| 所附段落 |
+---+

建立 writer 實體之後就可以開始紀錄資料了
API 的長相大概是:add_xxx(標籤,要記錄的東西,時間戳,其他參數)
紀錄純量¶
純量是最好記錄的東西。通常我們會把每次訓練的損失記錄下來或者是測試的準確度都是值得記錄的東西。其他數據,像是學習率也值得紀錄。
紀錄純量的方法是 writer.add_scalar('myscalar', value, iteration)
value 可以是 PyTorch tensor , numpy或是 float,int 之類的python原生數字類別。
記錄影像¶
影像使用一個三維的矩陣來表示。這三個維度分別代表紅色,綠色,藍色的強度。一張寬200, 高100的影像其對應的矩陣大小為[3, 100, 200] (CHW)。最簡單情況是只有一張影像要存。這時候只需要注意一下是不是符合上述的規格然後將它傳到: writer.add_image('imresult', image, iteration)

+---+

(資料集條目)

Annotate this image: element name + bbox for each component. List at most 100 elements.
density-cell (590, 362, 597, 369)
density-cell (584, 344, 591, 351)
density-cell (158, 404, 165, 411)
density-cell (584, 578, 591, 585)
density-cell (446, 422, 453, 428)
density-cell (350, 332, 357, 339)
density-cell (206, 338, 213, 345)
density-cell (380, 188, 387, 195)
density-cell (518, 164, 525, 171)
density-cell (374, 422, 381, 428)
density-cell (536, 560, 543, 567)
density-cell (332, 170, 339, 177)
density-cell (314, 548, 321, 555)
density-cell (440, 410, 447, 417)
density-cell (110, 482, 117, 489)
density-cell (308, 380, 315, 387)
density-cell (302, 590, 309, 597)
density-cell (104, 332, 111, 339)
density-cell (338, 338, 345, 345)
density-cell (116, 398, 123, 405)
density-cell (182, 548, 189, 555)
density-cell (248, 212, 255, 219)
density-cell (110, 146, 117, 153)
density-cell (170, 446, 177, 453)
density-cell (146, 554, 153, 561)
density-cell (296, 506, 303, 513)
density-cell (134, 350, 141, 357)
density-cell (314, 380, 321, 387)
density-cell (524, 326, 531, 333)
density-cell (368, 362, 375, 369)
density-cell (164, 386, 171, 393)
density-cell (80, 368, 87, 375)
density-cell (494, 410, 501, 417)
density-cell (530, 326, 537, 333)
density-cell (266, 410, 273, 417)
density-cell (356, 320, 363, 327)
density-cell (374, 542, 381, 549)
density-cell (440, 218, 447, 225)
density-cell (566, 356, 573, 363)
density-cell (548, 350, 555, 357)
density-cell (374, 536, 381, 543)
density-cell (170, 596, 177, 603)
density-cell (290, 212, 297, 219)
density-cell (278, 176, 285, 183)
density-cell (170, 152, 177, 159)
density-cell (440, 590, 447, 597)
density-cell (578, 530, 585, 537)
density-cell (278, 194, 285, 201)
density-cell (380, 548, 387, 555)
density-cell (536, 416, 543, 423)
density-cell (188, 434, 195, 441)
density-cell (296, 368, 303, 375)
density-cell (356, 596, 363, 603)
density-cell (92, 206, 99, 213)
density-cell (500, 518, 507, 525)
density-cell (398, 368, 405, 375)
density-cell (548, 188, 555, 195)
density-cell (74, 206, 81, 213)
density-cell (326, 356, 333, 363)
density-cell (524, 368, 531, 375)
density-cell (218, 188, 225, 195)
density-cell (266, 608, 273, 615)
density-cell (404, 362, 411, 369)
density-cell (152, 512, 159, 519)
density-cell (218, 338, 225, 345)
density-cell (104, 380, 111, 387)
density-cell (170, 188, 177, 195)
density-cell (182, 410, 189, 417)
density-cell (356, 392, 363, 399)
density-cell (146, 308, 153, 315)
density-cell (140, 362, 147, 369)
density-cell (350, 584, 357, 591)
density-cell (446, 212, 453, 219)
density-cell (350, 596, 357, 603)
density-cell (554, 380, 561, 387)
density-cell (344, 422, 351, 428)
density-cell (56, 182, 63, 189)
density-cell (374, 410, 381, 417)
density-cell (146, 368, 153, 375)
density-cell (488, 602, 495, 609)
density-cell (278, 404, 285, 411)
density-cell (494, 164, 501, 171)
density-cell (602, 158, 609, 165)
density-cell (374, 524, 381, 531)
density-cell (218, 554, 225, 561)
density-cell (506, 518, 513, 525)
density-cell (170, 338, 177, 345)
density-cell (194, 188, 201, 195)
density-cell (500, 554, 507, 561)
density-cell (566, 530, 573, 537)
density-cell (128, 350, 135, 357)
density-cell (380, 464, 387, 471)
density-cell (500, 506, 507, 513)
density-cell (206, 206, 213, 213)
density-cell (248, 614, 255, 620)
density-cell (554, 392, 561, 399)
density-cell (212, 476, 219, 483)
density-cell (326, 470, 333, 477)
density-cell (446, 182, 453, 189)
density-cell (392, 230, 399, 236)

+---+

| 作答要求 |
請接續這段講解用 writer 記錄純量與影像的文字，從最後一句之後往下寫。 這些條目取自另一個來源。

| 練習結果 |
即可。
通常訓練的時候會採用批次處理,所以有一大堆影像要存。這時候請確定你的資料維度是 (NCHW)
, 其中 N
是batchsize。add_image
會自動將他排列成適當大小。要注意的是,如果要記錄的影像是 OpenCV/numpy 格式,他們通常呈現 (HWC)
的排列,這時候要呼叫 numpy.transpose
將其轉為正確的維度,否則會報錯。另外就是注意影像的值的範圍要介於 [0, 1] 之間。
紀錄直方圖(histogram)¶
記錄直方圖很耗 CPU 資源,不要常用。如果你用了這個套件之後覺得速度變慢了請先檢查一下是不是這個原因。使用方法很簡單,呼叫 writer.add_histogram('hist', array, iteration)
即可紀錄。
紀錄聲音¶
writer.add_audio('myaudio', audio, iteration, 44100)
這功能只支援單聲道。 add_audio 要傳入的聲音資訊是個一維陣列,陣列的每一個元素代表在每一個取樣點的振幅大小。取樣頻率為 44100 kHz 的情況下。一段2秒鐘的聲音應該要有88200個點;注意其中每個元素的值應該都介於正負1之間。
紀錄文字¶
writer.add_text('mytext', 'this is a pen', iteration)
除了一般字串之外,也支援簡單的 markdown 表格。
記錄網路架構。¶
(實驗性的功能,模型複雜的時候不確定對不對)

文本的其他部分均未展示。